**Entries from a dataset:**
* begin *

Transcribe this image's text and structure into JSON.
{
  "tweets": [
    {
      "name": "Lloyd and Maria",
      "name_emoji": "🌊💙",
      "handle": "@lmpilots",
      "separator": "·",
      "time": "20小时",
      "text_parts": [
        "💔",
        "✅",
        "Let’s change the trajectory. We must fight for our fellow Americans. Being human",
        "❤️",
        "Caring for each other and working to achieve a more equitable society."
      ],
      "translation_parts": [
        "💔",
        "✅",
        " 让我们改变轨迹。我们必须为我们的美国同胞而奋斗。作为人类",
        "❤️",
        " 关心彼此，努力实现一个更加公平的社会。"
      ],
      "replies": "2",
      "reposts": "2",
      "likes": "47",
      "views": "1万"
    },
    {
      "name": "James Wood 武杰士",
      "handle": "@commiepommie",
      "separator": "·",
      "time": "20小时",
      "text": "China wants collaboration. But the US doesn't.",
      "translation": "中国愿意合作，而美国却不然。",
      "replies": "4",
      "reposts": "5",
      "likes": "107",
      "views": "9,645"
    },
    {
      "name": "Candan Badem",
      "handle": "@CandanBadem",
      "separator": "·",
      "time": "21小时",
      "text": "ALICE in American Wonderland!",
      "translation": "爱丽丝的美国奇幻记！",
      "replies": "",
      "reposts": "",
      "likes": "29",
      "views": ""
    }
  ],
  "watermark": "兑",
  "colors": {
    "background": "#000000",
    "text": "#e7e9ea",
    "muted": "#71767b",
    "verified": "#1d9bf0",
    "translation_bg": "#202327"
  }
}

* end *
* begin *

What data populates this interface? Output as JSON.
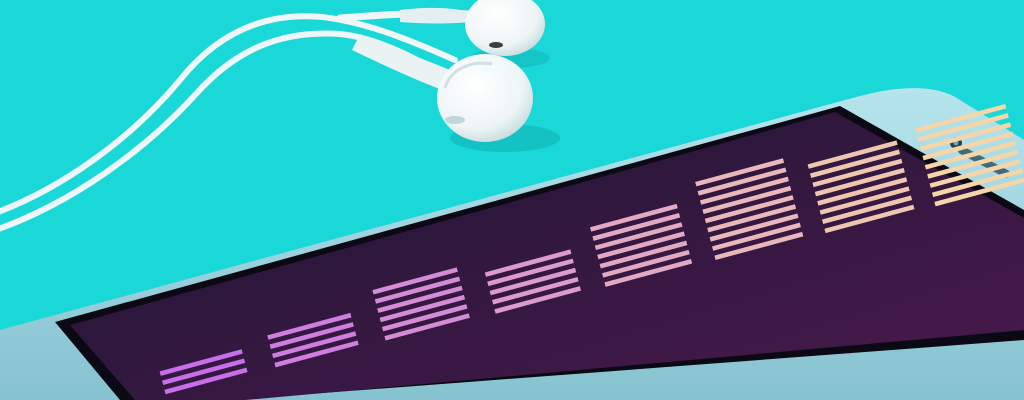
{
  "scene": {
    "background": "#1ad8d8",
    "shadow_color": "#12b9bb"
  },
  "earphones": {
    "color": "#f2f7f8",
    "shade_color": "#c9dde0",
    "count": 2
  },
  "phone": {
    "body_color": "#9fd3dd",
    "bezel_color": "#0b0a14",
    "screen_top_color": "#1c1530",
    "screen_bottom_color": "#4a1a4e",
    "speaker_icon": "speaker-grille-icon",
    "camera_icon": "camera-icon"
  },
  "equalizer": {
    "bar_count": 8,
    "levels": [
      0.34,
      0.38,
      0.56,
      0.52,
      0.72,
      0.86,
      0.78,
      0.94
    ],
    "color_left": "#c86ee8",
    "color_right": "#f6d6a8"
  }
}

* end *

**The exercise:** Determine how many lines in the records contain "background", and reply with the number only.

**Problem solution:** 2